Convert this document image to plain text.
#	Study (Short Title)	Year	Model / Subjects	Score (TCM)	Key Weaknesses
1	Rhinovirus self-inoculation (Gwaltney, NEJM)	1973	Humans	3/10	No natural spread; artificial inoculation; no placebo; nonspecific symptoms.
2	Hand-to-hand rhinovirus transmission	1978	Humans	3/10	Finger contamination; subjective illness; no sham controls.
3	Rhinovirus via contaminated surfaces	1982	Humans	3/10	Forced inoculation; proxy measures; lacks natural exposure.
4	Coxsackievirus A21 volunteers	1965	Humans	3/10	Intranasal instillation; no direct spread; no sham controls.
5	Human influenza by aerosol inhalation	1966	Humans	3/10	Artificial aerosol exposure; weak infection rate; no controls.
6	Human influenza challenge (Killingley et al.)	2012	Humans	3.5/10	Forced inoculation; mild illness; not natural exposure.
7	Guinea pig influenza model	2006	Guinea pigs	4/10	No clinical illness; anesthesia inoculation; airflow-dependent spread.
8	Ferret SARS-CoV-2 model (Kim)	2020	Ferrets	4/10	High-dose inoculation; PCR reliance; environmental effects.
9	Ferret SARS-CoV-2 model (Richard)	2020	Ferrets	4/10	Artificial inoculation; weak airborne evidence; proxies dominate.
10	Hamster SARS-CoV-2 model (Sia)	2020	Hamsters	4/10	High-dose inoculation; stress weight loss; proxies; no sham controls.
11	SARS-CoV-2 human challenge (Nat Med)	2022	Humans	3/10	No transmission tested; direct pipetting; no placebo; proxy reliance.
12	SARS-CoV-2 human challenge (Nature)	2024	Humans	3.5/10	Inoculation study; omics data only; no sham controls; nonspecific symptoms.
- - - - - - -
REQUIRED ACTION
Scan the entries above and return each line that holds "High".

WRITTEN SOLUTION
8	Ferret SARS-CoV-2 model (Kim)	2020	Ferrets	4/10	High-dose inoculation; PCR reliance; environmental effects.
10	Hamster SARS-CoV-2 model (Sia)	2020	Hamsters	4/10	High-dose inoculation; stress weight loss; proxies; no sham controls.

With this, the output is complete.